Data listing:

####

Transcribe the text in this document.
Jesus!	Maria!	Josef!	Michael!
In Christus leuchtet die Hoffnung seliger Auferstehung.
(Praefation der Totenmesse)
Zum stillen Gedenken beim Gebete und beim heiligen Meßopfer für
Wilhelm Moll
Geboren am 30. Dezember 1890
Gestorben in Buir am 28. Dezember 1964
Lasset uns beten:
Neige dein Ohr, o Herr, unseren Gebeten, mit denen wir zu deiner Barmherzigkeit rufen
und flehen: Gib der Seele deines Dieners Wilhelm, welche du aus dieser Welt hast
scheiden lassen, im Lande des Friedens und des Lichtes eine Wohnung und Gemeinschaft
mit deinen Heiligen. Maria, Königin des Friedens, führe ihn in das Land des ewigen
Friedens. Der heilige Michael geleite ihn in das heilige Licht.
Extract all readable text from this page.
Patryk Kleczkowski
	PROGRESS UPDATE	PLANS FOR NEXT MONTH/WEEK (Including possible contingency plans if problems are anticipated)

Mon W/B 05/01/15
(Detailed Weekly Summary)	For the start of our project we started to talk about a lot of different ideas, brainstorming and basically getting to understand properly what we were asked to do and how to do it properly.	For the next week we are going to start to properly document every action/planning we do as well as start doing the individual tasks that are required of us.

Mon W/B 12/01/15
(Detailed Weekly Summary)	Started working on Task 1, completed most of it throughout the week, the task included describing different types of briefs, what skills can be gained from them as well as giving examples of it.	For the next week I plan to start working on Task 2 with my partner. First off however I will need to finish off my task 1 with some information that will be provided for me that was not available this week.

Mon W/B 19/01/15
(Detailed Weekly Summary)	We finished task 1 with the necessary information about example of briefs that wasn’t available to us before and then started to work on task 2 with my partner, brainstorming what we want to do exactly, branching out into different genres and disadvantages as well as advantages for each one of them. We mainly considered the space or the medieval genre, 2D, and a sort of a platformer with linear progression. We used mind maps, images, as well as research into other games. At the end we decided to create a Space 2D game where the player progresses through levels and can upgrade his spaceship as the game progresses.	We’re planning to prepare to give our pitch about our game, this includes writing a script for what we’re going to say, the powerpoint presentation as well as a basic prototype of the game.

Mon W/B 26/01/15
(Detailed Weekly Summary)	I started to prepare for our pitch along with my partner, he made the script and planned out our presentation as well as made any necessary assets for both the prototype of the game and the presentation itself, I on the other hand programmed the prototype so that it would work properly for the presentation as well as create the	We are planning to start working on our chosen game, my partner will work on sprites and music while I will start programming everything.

####

Problem statement: Reproduce the data, keeping every line exactly the same.

Right answer:
Transcribe the text in this document.
Jesus!	Maria!	Josef!	Michael!
In Christus leuchtet die Hoffnung seliger Auferstehung.
(Praefation der Totenmesse)
Zum stillen Gedenken beim Gebete und beim heiligen Meßopfer für
Wilhelm Moll
Geboren am 30. Dezember 1890
Gestorben in Buir am 28. Dezember 1964
Lasset uns beten:
Neige dein Ohr, o Herr, unseren Gebeten, mit denen wir zu deiner Barmherzigkeit rufen
und flehen: Gib der Seele deines Dieners Wilhelm, welche du aus dieser Welt hast
scheiden lassen, im Lande des Friedens und des Lichtes eine Wohnung und Gemeinschaft
mit deinen Heiligen. Maria, Königin des Friedens, führe ihn in das Land des ewigen
Friedens. Der heilige Michael geleite ihn in das heilige Licht.
Extract all readable text from this page.
Patryk Kleczkowski
	PROGRESS UPDATE	PLANS FOR NEXT MONTH/WEEK (Including possible contingency plans if problems are anticipated)

Mon W/B 05/01/15
(Detailed Weekly Summary)	For the start of our project we started to talk about a lot of different ideas, brainstorming and basically getting to understand properly what we were asked to do and how to do it properly.	For the next week we are going to start to properly document every action/planning we do as well as start doing the individual tasks that are required of us.

Mon W/B 12/01/15
(Detailed Weekly Summary)	Started working on Task 1, completed most of it throughout the week, the task included describing different types of briefs, what skills can be gained from them as well as giving examples of it.	For the next week I plan to start working on Task 2 with my partner. First off however I will need to finish off my task 1 with some information that will be provided for me that was not available this week.

Mon W/B 19/01/15
(Detailed Weekly Summary)	We finished task 1 with the necessary information about example of briefs that wasn’t available to us before and then started to work on task 2 with my partner, brainstorming what we want to do exactly, branching out into different genres and disadvantages as well as advantages for each one of them. We mainly considered the space or the medieval genre, 2D, and a sort of a platformer with linear progression. We used mind maps, images, as well as research into other games. At the end we decided to create a Space 2D game where the player progresses through levels and can upgrade his spaceship as the game progresses.	We’re planning to prepare to give our pitch about our game, this includes writing a script for what we’re going to say, the powerpoint presentation as well as a basic prototype of the game.

Mon W/B 26/01/15
(Detailed Weekly Summary)	I started to prepare for our pitch along with my partner, he made the script and planned out our presentation as well as made any necessary assets for both the prototype of the game and the presentation itself, I on the other hand programmed the prototype so that it would work properly for the presentation as well as create the	We are planning to start working on our chosen game, my partner will work on sprites and music while I will start programming everything.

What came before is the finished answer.